▶ **Given instruction**:
Search the records that follow and extract every line containing the string "tránh".

▶ **Entries provided**:
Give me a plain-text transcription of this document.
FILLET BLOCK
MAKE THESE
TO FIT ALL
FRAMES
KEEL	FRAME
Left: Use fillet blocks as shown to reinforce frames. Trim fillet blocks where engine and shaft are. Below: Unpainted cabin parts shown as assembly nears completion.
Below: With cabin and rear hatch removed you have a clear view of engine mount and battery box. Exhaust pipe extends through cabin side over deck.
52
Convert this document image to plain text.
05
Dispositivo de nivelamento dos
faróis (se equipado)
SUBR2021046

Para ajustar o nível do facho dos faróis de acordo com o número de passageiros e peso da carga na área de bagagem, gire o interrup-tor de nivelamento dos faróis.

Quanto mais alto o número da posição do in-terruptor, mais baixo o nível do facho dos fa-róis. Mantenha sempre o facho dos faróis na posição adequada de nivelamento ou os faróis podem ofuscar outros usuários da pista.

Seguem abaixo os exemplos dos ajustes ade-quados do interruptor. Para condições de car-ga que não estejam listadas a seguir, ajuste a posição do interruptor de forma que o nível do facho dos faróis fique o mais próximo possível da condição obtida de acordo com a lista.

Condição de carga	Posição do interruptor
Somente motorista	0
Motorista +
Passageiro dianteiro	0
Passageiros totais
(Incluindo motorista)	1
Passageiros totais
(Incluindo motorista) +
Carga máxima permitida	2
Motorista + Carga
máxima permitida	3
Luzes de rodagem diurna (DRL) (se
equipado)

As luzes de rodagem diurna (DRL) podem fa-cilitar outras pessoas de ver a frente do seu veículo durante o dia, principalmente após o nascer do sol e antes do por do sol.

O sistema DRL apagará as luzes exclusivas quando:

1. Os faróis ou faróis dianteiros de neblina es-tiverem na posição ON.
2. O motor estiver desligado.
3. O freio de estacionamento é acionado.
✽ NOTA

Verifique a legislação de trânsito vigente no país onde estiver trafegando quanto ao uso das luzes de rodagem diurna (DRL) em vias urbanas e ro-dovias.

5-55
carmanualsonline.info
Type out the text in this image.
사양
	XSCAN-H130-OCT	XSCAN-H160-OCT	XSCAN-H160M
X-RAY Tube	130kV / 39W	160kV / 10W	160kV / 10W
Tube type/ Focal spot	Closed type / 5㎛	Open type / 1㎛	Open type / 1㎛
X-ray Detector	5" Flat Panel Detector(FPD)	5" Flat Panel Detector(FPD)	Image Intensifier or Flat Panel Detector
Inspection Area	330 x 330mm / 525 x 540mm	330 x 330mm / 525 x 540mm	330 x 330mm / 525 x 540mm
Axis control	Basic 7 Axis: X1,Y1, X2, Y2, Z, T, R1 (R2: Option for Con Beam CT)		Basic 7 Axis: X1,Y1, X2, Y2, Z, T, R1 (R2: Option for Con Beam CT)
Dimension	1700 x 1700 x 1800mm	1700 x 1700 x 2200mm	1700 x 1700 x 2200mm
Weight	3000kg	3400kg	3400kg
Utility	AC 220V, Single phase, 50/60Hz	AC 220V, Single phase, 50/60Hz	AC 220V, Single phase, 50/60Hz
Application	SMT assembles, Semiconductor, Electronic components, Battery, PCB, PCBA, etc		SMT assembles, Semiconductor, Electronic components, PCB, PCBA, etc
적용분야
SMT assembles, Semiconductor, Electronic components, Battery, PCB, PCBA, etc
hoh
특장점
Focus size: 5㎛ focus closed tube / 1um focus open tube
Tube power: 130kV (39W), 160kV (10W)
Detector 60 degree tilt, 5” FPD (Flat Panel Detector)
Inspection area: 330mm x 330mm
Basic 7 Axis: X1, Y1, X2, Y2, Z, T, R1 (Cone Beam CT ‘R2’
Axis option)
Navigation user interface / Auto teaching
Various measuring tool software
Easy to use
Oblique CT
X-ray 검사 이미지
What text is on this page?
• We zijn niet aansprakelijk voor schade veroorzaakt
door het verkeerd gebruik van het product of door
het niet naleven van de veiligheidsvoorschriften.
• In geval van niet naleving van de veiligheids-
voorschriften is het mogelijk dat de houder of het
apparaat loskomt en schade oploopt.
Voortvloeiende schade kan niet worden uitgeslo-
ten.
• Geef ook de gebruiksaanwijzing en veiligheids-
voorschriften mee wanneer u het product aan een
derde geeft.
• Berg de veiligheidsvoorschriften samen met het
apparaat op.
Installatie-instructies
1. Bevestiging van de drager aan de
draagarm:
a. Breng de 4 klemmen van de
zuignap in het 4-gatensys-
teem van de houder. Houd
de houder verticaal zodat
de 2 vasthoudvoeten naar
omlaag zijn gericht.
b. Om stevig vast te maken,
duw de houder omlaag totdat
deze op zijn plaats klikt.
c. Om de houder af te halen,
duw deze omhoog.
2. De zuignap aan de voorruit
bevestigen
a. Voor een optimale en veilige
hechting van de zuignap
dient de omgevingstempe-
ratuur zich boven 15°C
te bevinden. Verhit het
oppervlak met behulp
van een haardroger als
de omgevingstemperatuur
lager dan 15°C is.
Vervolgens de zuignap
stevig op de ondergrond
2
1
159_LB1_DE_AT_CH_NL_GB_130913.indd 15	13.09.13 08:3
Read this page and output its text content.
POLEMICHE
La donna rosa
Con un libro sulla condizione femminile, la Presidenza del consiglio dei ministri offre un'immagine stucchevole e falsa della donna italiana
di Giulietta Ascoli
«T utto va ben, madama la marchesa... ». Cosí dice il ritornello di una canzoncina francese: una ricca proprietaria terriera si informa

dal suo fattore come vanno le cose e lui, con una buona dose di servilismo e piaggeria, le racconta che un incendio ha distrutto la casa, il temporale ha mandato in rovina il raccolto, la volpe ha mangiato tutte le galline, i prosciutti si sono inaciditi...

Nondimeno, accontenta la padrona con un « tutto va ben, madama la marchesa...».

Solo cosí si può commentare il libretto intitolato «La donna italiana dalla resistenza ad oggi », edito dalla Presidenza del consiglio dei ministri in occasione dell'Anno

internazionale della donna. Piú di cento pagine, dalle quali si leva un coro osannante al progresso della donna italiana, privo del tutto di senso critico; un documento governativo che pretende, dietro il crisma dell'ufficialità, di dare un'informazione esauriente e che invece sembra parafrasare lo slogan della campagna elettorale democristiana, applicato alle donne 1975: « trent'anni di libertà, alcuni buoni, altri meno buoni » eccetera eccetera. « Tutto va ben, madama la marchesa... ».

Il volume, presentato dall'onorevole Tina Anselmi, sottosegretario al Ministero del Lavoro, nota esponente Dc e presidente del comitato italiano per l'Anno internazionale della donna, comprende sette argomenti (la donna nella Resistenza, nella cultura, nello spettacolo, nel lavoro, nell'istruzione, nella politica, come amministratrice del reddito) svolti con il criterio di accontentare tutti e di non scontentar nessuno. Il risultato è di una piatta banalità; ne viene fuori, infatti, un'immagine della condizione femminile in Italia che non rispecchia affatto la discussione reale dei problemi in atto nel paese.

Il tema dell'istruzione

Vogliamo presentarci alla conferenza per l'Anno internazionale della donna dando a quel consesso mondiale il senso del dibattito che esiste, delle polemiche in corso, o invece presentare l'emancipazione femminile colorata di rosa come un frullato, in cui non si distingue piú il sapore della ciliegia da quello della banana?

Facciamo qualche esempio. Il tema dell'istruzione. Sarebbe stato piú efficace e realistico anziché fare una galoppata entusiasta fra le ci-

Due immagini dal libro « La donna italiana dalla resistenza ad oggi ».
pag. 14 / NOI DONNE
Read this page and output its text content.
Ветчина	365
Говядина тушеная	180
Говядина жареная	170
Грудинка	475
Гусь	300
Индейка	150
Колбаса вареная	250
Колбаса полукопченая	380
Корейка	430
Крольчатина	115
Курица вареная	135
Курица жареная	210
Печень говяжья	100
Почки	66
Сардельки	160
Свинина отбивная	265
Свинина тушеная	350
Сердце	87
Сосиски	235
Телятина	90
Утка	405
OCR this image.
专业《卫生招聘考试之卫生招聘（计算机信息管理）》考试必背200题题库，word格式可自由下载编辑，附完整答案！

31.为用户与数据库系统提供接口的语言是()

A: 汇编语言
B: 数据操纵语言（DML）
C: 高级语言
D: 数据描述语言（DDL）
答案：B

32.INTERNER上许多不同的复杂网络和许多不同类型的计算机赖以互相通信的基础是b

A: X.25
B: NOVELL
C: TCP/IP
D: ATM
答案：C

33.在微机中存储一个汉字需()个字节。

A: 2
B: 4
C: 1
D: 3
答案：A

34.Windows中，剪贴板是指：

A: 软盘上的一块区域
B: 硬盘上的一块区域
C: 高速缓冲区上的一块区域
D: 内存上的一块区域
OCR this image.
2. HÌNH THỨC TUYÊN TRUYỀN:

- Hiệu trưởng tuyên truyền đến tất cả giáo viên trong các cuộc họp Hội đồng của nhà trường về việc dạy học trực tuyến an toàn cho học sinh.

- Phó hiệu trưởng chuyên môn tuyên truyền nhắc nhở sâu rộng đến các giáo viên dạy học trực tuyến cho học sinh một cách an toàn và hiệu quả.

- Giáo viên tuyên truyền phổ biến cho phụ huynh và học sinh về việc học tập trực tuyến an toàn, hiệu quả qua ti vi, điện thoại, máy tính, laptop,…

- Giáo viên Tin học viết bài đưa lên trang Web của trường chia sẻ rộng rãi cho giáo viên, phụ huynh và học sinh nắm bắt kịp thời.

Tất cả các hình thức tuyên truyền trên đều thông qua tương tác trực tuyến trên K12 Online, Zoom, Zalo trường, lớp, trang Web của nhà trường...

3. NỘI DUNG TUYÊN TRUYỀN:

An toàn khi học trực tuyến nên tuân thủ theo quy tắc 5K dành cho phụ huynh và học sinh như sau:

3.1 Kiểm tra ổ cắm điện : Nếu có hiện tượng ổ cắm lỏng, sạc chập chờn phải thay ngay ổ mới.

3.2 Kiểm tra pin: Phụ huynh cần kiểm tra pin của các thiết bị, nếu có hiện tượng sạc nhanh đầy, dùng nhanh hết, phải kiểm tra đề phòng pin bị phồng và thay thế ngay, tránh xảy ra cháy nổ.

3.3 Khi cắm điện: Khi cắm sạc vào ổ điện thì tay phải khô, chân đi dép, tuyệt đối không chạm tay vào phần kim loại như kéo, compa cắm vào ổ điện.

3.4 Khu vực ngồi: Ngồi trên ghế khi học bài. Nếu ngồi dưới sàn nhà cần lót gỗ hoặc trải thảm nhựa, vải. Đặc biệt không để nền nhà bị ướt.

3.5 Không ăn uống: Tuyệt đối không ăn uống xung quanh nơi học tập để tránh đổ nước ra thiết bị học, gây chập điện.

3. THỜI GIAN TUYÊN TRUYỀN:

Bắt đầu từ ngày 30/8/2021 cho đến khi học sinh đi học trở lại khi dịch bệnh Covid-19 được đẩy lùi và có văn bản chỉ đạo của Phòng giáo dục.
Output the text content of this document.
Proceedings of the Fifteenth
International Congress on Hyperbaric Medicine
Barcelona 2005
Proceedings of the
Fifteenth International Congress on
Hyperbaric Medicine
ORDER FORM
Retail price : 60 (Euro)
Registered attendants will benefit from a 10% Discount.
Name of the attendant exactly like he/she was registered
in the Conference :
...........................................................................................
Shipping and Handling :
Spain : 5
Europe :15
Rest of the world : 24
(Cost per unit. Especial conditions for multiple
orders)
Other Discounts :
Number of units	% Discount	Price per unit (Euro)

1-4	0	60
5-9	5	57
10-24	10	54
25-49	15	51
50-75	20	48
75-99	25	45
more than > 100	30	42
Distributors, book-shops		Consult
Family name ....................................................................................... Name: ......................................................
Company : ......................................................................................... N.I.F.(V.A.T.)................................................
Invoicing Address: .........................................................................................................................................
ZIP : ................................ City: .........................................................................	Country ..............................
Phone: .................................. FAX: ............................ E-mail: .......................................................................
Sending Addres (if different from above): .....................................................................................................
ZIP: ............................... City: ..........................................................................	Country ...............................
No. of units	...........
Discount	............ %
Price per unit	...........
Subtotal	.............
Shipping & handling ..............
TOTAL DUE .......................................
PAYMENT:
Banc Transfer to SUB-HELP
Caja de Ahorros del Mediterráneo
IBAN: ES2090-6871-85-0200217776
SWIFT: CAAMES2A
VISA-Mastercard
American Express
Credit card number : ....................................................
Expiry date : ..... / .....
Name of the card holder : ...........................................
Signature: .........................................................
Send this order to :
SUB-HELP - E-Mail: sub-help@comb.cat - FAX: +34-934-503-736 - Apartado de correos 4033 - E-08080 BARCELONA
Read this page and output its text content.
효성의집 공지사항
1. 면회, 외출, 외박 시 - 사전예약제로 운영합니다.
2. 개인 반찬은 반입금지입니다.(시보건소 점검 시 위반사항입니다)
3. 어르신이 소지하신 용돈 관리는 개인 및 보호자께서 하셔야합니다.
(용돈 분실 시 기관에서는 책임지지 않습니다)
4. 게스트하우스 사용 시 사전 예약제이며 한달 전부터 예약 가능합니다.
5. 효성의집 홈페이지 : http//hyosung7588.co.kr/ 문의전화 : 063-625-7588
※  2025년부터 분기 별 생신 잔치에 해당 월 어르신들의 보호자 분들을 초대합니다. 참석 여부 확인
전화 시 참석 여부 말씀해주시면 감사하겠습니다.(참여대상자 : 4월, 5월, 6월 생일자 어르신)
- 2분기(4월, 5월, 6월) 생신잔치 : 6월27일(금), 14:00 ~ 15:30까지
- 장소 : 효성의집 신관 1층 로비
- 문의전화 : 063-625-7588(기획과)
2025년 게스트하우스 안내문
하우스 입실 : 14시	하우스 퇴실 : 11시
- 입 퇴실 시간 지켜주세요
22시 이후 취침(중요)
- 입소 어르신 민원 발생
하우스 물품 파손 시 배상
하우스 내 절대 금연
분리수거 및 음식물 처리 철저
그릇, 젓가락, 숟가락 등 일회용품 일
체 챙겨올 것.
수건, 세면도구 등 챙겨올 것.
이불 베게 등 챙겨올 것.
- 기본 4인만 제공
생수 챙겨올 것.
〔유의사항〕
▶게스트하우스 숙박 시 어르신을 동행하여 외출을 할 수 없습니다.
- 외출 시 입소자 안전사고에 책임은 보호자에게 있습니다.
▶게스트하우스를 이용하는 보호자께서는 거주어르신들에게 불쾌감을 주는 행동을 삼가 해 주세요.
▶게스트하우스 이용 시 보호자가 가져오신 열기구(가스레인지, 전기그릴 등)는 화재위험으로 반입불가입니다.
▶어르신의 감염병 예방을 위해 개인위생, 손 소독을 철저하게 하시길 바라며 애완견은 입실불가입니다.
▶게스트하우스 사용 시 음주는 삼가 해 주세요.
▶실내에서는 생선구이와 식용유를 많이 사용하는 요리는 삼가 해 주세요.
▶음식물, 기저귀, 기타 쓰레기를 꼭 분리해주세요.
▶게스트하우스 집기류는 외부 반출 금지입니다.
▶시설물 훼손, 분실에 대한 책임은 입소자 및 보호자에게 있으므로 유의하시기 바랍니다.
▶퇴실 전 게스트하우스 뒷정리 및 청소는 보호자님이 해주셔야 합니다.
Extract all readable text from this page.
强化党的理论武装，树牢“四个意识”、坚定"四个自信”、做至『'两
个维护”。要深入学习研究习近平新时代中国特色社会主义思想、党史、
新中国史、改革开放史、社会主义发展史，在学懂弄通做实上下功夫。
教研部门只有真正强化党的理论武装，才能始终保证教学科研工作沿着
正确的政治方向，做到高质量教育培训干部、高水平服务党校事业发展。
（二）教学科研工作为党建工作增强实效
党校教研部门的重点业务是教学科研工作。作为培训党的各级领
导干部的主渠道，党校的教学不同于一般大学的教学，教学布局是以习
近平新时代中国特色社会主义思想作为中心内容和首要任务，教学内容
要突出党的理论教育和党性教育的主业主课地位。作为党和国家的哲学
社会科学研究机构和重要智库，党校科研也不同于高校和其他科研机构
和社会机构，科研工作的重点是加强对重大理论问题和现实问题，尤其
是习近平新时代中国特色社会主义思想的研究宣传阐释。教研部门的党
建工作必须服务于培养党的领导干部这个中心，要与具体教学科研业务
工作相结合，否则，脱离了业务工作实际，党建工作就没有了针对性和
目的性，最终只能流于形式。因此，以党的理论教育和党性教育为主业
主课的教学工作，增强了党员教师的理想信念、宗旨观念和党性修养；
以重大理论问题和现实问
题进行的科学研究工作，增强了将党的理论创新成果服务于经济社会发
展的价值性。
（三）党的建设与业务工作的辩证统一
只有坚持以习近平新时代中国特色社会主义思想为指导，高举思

▶ **Answer to the exercise**:
3.2 Kiểm tra pin: Phụ huynh cần kiểm tra pin của các thiết bị, nếu có hiện tượng sạc nhanh đầy, dùng nhanh hết, phải kiểm tra đề phòng pin bị phồng và thay thế ngay, tránh xảy ra cháy nổ.
3.5 Không ăn uống: Tuyệt đối không ăn uống xung quanh nơi học tập để tránh đổ nước ra thiết bị học, gây chập điện.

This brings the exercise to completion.